Given task: Select each line where the word "title" appears.

Data section:
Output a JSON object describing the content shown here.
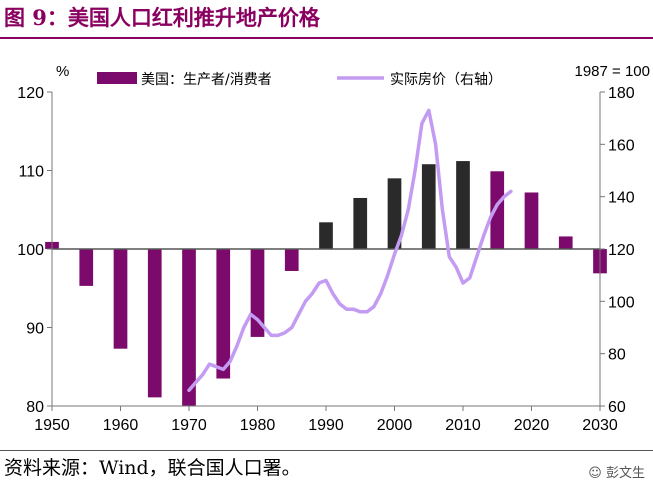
{
  "header": {
    "title": "图 9：美国人口红利推升地产价格"
  },
  "footer": {
    "source": "资料来源：Wind，联合国人口署。",
    "watermark": "彭文生"
  },
  "chart_data": {
    "type": "bar",
    "left_unit": "%",
    "right_unit": "1987 = 100",
    "ylim": [
      80,
      120
    ],
    "yticks": [
      80,
      90,
      100,
      110,
      120
    ],
    "y2lim": [
      60,
      180
    ],
    "y2ticks": [
      60,
      80,
      100,
      120,
      140,
      160,
      180
    ],
    "xlim": [
      1950,
      2030
    ],
    "xticks": [
      1950,
      1960,
      1970,
      1980,
      1990,
      2000,
      2010,
      2020,
      2030
    ],
    "baseline": 100,
    "series": [
      {
        "name": "美国：生产者/消费者",
        "axis": "left",
        "color": "#7b0a6c",
        "highlight_color": "#2a2a2a",
        "x": [
          1950,
          1955,
          1960,
          1965,
          1970,
          1975,
          1980,
          1985,
          1990,
          1995,
          2000,
          2005,
          2010,
          2015,
          2020,
          2025,
          2030
        ],
        "values": [
          100.9,
          95.3,
          87.3,
          81.1,
          80.0,
          83.5,
          88.8,
          97.2,
          103.4,
          106.5,
          109.0,
          110.8,
          111.2,
          109.9,
          107.2,
          101.6,
          96.9
        ],
        "highlight_x": [
          1990,
          1995,
          2000,
          2005,
          2010
        ]
      },
      {
        "name": "实际房价（右轴）",
        "axis": "right",
        "color": "#c49bf2",
        "x": [
          1970,
          1971,
          1972,
          1973,
          1974,
          1975,
          1976,
          1977,
          1978,
          1979,
          1980,
          1981,
          1982,
          1983,
          1984,
          1985,
          1986,
          1987,
          1988,
          1989,
          1990,
          1991,
          1992,
          1993,
          1994,
          1995,
          1996,
          1997,
          1998,
          1999,
          2000,
          2001,
          2002,
          2003,
          2004,
          2005,
          2006,
          2007,
          2008,
          2009,
          2010,
          2011,
          2012,
          2013,
          2014,
          2015,
          2016,
          2017
        ],
        "values": [
          66,
          69,
          72,
          76,
          75,
          74,
          77,
          83,
          90,
          95,
          93,
          90,
          87,
          87,
          88,
          90,
          95,
          100,
          103,
          107,
          108,
          103,
          99,
          97,
          97,
          96,
          96,
          98,
          103,
          110,
          118,
          125,
          135,
          150,
          168,
          173,
          160,
          135,
          117,
          113,
          107,
          109,
          117,
          125,
          132,
          137,
          140,
          142
        ]
      }
    ]
  }
}
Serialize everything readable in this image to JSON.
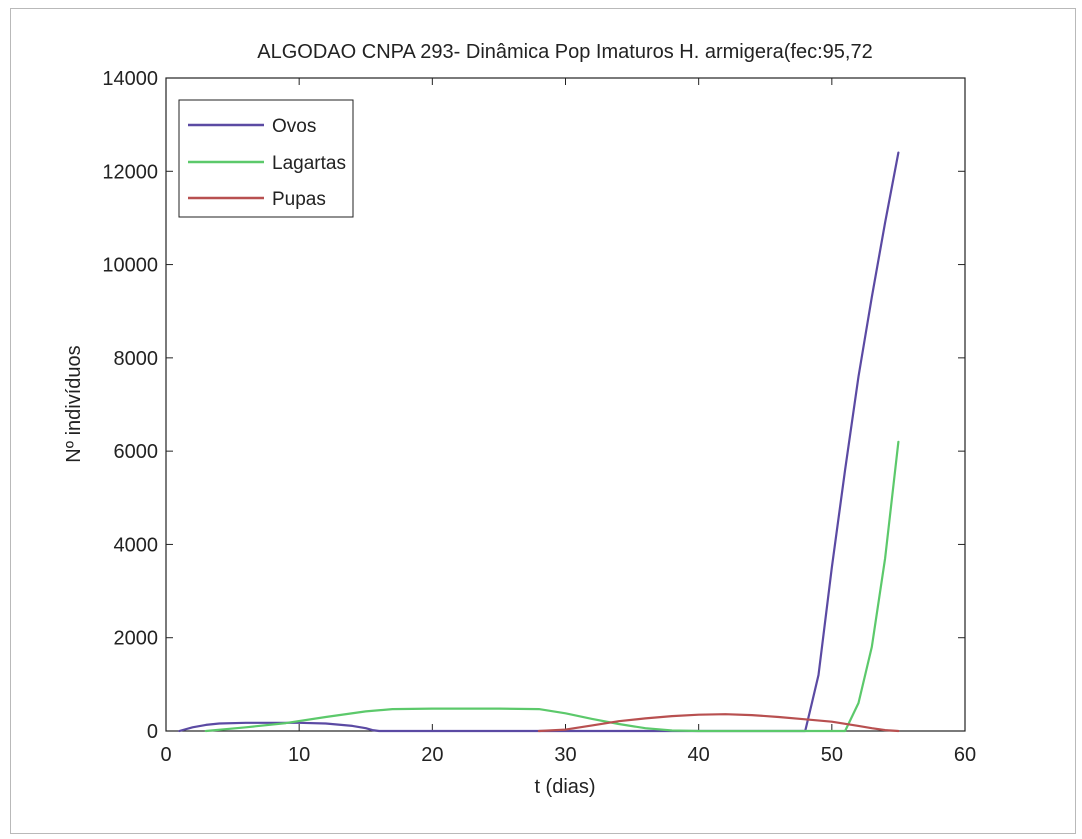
{
  "chart_data": {
    "type": "line",
    "title": "ALGODAO CNPA 293- Dinâmica Pop Imaturos H. armigera(fec:95,72",
    "xlabel": "t (dias)",
    "ylabel": "Nº indivíduos",
    "xlim": [
      0,
      60
    ],
    "ylim": [
      0,
      14000
    ],
    "xticks": [
      0,
      10,
      20,
      30,
      40,
      50,
      60
    ],
    "yticks": [
      0,
      2000,
      4000,
      6000,
      8000,
      10000,
      12000,
      14000
    ],
    "grid": false,
    "legend_position": "top-left",
    "series": [
      {
        "name": "Ovos",
        "color": "#5b4aa3",
        "x": [
          1,
          2,
          3,
          4,
          6,
          8,
          10,
          12,
          14,
          15,
          15.5,
          16,
          48,
          48.5,
          49,
          50,
          51,
          52,
          53,
          54,
          55
        ],
        "y": [
          0,
          80,
          130,
          160,
          175,
          175,
          175,
          160,
          110,
          60,
          20,
          0,
          0,
          600,
          1200,
          3500,
          5600,
          7600,
          9300,
          10900,
          12400
        ]
      },
      {
        "name": "Lagartas",
        "color": "#5cc96b",
        "x": [
          3,
          6,
          9,
          12,
          15,
          17,
          20,
          25,
          28,
          30,
          32,
          34,
          36,
          38,
          40,
          51,
          52,
          53,
          54,
          55
        ],
        "y": [
          0,
          80,
          170,
          300,
          420,
          470,
          480,
          480,
          470,
          380,
          260,
          150,
          60,
          10,
          0,
          0,
          600,
          1800,
          3700,
          6200
        ]
      },
      {
        "name": "Pupas",
        "color": "#b85050",
        "x": [
          28,
          30,
          32,
          34,
          36,
          38,
          40,
          42,
          44,
          46,
          48,
          50,
          52,
          53,
          54,
          55
        ],
        "y": [
          0,
          30,
          120,
          210,
          270,
          320,
          350,
          360,
          340,
          300,
          250,
          200,
          110,
          60,
          20,
          0
        ]
      }
    ]
  }
}
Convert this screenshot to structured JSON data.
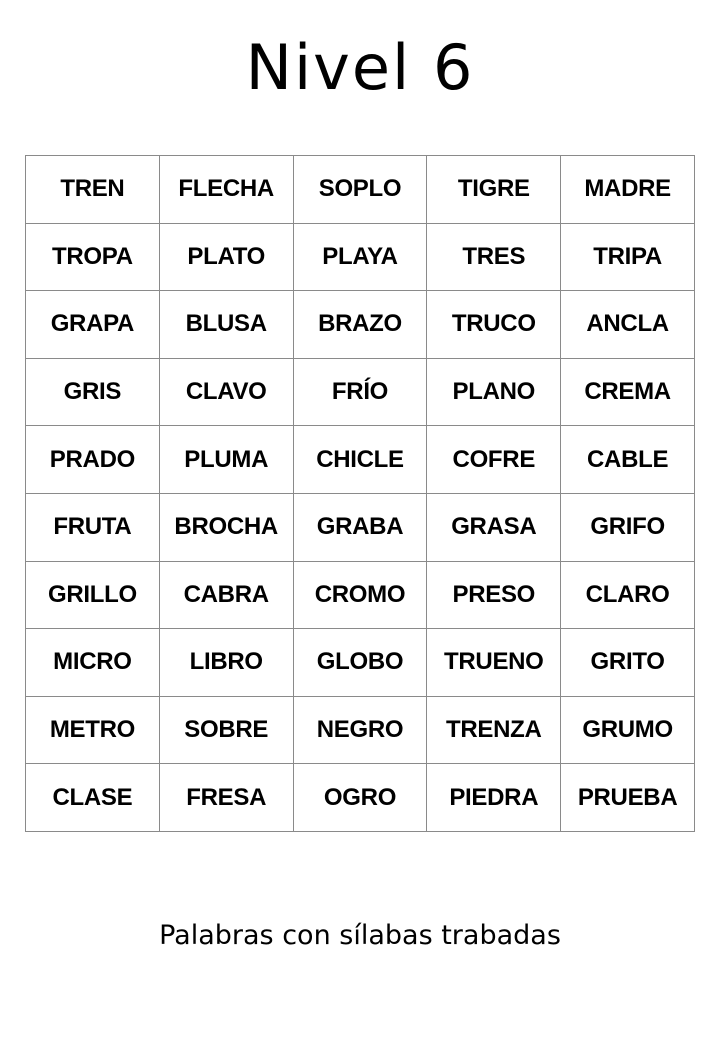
{
  "title": "Nivel 6",
  "rows": [
    [
      "TREN",
      "FLECHA",
      "SOPLO",
      "TIGRE",
      "MADRE"
    ],
    [
      "TROPA",
      "PLATO",
      "PLAYA",
      "TRES",
      "TRIPA"
    ],
    [
      "GRAPA",
      "BLUSA",
      "BRAZO",
      "TRUCO",
      "ANCLA"
    ],
    [
      "GRIS",
      "CLAVO",
      "FRÍO",
      "PLANO",
      "CREMA"
    ],
    [
      "PRADO",
      "PLUMA",
      "CHICLE",
      "COFRE",
      "CABLE"
    ],
    [
      "FRUTA",
      "BROCHA",
      "GRABA",
      "GRASA",
      "GRIFO"
    ],
    [
      "GRILLO",
      "CABRA",
      "CROMO",
      "PRESO",
      "CLARO"
    ],
    [
      "MICRO",
      "LIBRO",
      "GLOBO",
      "TRUENO",
      "GRITO"
    ],
    [
      "METRO",
      "SOBRE",
      "NEGRO",
      "TRENZA",
      "GRUMO"
    ],
    [
      "CLASE",
      "FRESA",
      "OGRO",
      "PIEDRA",
      "PRUEBA"
    ]
  ],
  "footer": "Palabras con sílabas trabadas"
}
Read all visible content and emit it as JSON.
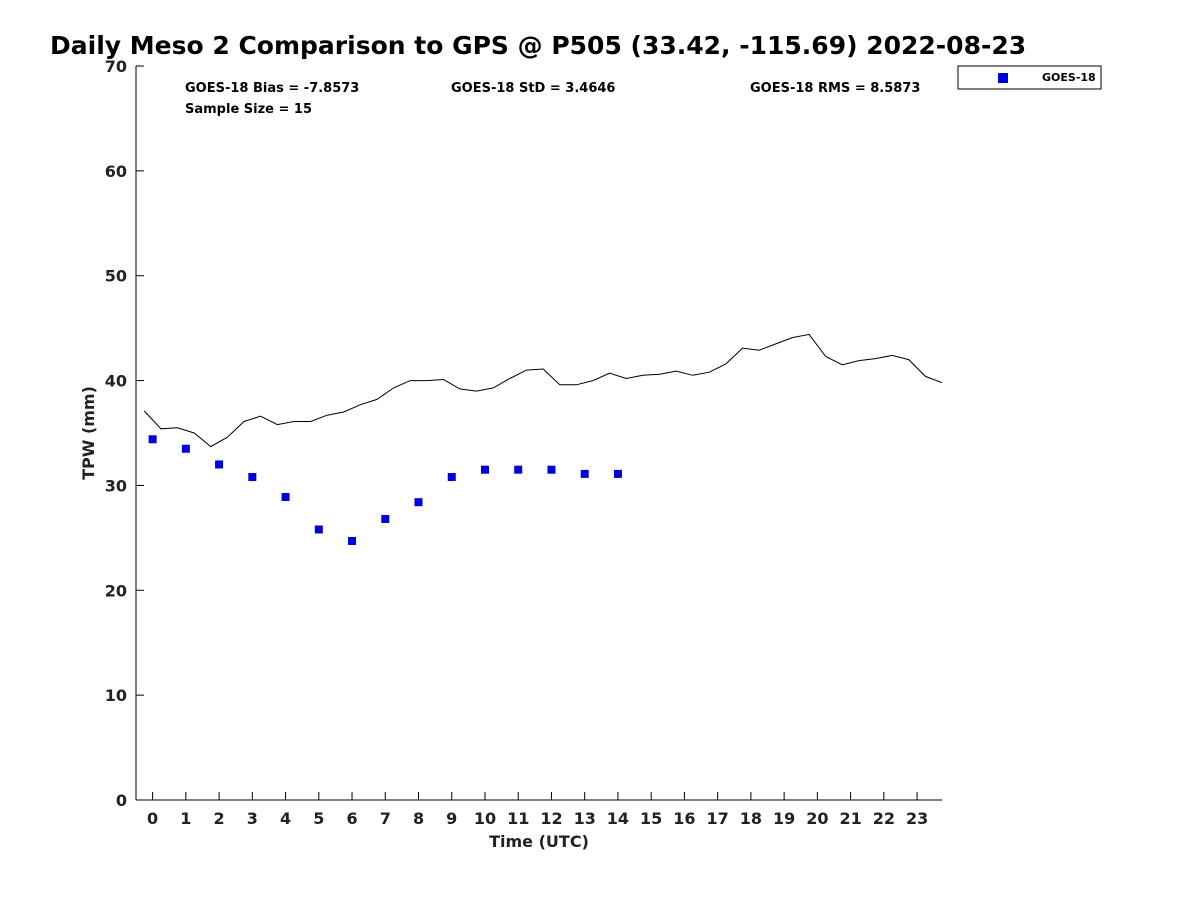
{
  "chart_data": {
    "type": "scatter",
    "title": "Daily Meso 2 Comparison to GPS @ P505 (33.42, -115.69) 2022-08-23",
    "xlabel": "Time (UTC)",
    "ylabel": "TPW (mm)",
    "xlim": [
      -0.5,
      23.75
    ],
    "ylim": [
      0,
      70
    ],
    "x_ticks": [
      0,
      1,
      2,
      3,
      4,
      5,
      6,
      7,
      8,
      9,
      10,
      11,
      12,
      13,
      14,
      15,
      16,
      17,
      18,
      19,
      20,
      21,
      22,
      23
    ],
    "y_ticks": [
      0,
      10,
      20,
      30,
      40,
      50,
      60,
      70
    ],
    "grid": false,
    "legend_position": "outside-top-right",
    "stats": {
      "bias": "GOES-18 Bias = -7.8573",
      "std": "GOES-18 StD = 3.4646",
      "rms": "GOES-18 RMS = 8.5873",
      "sample_size": "Sample Size = 15"
    },
    "series": [
      {
        "name": "GOES-18",
        "kind": "scatter",
        "color": "#0000dd",
        "marker": "square",
        "x": [
          0,
          1,
          2,
          3,
          4,
          5,
          6,
          7,
          8,
          9,
          10,
          11,
          12,
          13,
          14
        ],
        "y": [
          34.4,
          33.5,
          32.0,
          30.8,
          28.9,
          25.8,
          24.7,
          26.8,
          28.4,
          30.8,
          31.5,
          31.5,
          31.5,
          31.1,
          31.1
        ]
      },
      {
        "kind": "line",
        "color": "#000000",
        "x": [
          -0.25,
          0.25,
          0.75,
          1.25,
          1.75,
          2.25,
          2.75,
          3.25,
          3.75,
          4.25,
          4.75,
          5.25,
          5.75,
          6.25,
          6.75,
          7.25,
          7.75,
          8.25,
          8.75,
          9.25,
          9.75,
          10.25,
          10.75,
          11.25,
          11.75,
          12.25,
          12.75,
          13.25,
          13.75,
          14.25,
          14.75,
          15.25,
          15.75,
          16.25,
          16.75,
          17.25,
          17.75,
          18.25,
          18.75,
          19.25,
          19.75,
          20.25,
          20.75,
          21.25,
          21.75,
          22.25,
          22.75,
          23.25,
          23.75
        ],
        "y": [
          37.1,
          35.4,
          35.5,
          35.0,
          33.7,
          34.6,
          36.1,
          36.6,
          35.8,
          36.1,
          36.1,
          36.7,
          37.0,
          37.7,
          38.2,
          39.3,
          40.0,
          40.0,
          40.1,
          39.2,
          39.0,
          39.3,
          40.2,
          41.0,
          41.1,
          39.6,
          39.6,
          40.0,
          40.7,
          40.2,
          40.5,
          40.6,
          40.9,
          40.5,
          40.8,
          41.6,
          43.1,
          42.9,
          43.5,
          44.1,
          44.4,
          42.3,
          41.5,
          41.9,
          42.1,
          42.4,
          42.0,
          40.4,
          39.8
        ]
      }
    ]
  }
}
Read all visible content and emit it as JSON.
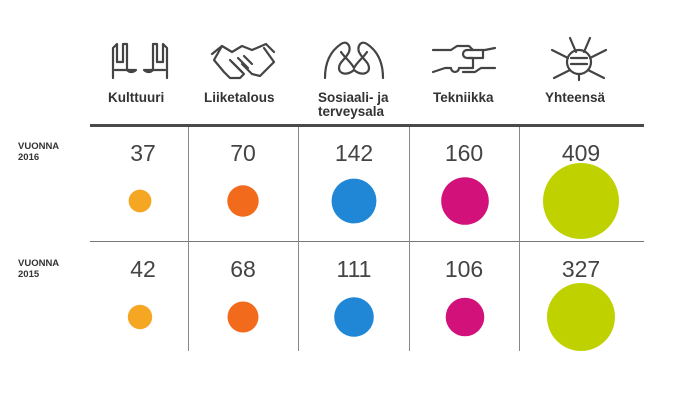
{
  "chart_data": {
    "type": "bubble-table",
    "categories": [
      "Kulttuuri",
      "Liiketalous",
      "Sosiaali- ja terveysala",
      "Tekniikka",
      "Yhteensä"
    ],
    "category_label_lines": [
      [
        "Kulttuuri"
      ],
      [
        "Liiketalous"
      ],
      [
        "Sosiaali- ja",
        "terveysala"
      ],
      [
        "Tekniikka"
      ],
      [
        "Yhteensä"
      ]
    ],
    "category_icons": [
      "hands-frame-icon",
      "handshake-icon",
      "heart-hands-icon",
      "puzzle-hands-icon",
      "stacked-hands-icon"
    ],
    "colors": [
      "#f5a623",
      "#f26a1b",
      "#1f87d6",
      "#d2117a",
      "#bfd200"
    ],
    "series": [
      {
        "name": "VUONNA 2016",
        "label_lines": [
          "VUONNA",
          "2016"
        ],
        "values": [
          37,
          70,
          142,
          160,
          409
        ]
      },
      {
        "name": "VUONNA 2015",
        "label_lines": [
          "VUONNA",
          "2015"
        ],
        "values": [
          42,
          68,
          111,
          106,
          327
        ]
      }
    ]
  }
}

Exercise answer:
    "title": "图 9：美国人口红利推升地产价格"
    "title": "ALGODAO CNPA 293- Dinâmica Pop Imaturos H. armigera(fec:95,72",
  "title": "Nivel 6",
    "title": "Daily Meso 2 Comparison to GPS @ P505 (33.42, -115.69) 2022-08-23",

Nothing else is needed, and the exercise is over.